**Directions**
Please write out the material below exactly as given.

**The records**
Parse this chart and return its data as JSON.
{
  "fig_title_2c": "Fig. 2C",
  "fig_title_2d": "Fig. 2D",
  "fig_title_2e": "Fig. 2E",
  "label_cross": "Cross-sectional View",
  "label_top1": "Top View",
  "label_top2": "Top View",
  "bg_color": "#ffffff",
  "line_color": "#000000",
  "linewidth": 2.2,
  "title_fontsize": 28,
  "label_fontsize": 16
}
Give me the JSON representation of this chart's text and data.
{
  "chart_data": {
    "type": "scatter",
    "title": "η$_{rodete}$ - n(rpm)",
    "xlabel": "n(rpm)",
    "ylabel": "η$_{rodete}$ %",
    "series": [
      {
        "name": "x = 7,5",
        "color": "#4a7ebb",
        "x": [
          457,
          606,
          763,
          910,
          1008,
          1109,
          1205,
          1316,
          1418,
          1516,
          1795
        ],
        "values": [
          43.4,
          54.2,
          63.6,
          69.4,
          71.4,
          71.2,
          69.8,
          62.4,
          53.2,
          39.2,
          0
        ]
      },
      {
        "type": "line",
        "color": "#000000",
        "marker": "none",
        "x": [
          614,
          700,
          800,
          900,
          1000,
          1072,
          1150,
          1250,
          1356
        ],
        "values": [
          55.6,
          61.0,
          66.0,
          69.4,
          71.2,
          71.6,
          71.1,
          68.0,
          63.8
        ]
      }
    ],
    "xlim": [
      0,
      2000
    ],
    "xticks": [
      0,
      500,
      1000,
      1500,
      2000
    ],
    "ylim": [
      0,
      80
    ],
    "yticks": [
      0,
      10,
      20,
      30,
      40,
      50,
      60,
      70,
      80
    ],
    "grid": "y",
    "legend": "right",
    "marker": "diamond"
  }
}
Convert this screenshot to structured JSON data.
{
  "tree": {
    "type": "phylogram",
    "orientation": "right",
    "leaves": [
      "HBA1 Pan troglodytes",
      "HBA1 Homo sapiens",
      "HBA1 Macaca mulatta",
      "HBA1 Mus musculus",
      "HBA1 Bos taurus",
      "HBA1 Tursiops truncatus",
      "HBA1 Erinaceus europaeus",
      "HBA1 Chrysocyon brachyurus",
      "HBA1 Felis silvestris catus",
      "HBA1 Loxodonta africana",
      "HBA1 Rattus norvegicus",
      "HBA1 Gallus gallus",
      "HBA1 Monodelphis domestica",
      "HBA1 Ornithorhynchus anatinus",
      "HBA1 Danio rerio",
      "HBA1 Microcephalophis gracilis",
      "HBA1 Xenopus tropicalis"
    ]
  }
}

**Final answer**
Parse this chart and return its data as JSON.
{
  "fig_title_2c": "Fig. 2C",
  "fig_title_2d": "Fig. 2D",
  "fig_title_2e": "Fig. 2E",
  "label_cross": "Cross-sectional View",
  "label_top1": "Top View",
  "label_top2": "Top View",
  "bg_color": "#ffffff",
  "line_color": "#000000",
  "linewidth": 2.2,
  "title_fontsize": 28,
  "label_fontsize": 16
}
Give me the JSON representation of this chart's text and data.
{
  "chart_data": {
    "type": "scatter",
    "title": "η$_{rodete}$ - n(rpm)",
    "xlabel": "n(rpm)",
    "ylabel": "η$_{rodete}$ %",
    "series": [
      {
        "name": "x = 7,5",
        "color": "#4a7ebb",
        "x": [
          457,
          606,
          763,
          910,
          1008,
          1109,
          1205,
          1316,
          1418,
          1516,
          1795
        ],
        "values": [
          43.4,
          54.2,
          63.6,
          69.4,
          71.4,
          71.2,
          69.8,
          62.4,
          53.2,
          39.2,
          0
        ]
      },
      {
        "type": "line",
        "color": "#000000",
        "marker": "none",
        "x": [
          614,
          700,
          800,
          900,
          1000,
          1072,
          1150,
          1250,
          1356
        ],
        "values": [
          55.6,
          61.0,
          66.0,
          69.4,
          71.2,
          71.6,
          71.1,
          68.0,
          63.8
        ]
      }
    ],
    "xlim": [
      0,
      2000
    ],
    "xticks": [
      0,
      500,
      1000,
      1500,
      2000
    ],
    "ylim": [
      0,
      80
    ],
    "yticks": [
      0,
      10,
      20,
      30,
      40,
      50,
      60,
      70,
      80
    ],
    "grid": "y",
    "legend": "right",
    "marker": "diamond"
  }
}
Convert this screenshot to structured JSON data.
{
  "tree": {
    "type": "phylogram",
    "orientation": "right",
    "leaves": [
      "HBA1 Pan troglodytes",
      "HBA1 Homo sapiens",
      "HBA1 Macaca mulatta",
      "HBA1 Mus musculus",
      "HBA1 Bos taurus",
      "HBA1 Tursiops truncatus",
      "HBA1 Erinaceus europaeus",
      "HBA1 Chrysocyon brachyurus",
      "HBA1 Felis silvestris catus",
      "HBA1 Loxodonta africana",
      "HBA1 Rattus norvegicus",
      "HBA1 Gallus gallus",
      "HBA1 Monodelphis domestica",
      "HBA1 Ornithorhynchus anatinus",
      "HBA1 Danio rerio",
      "HBA1 Microcephalophis gracilis",
      "HBA1 Xenopus tropicalis"
    ]
  }
}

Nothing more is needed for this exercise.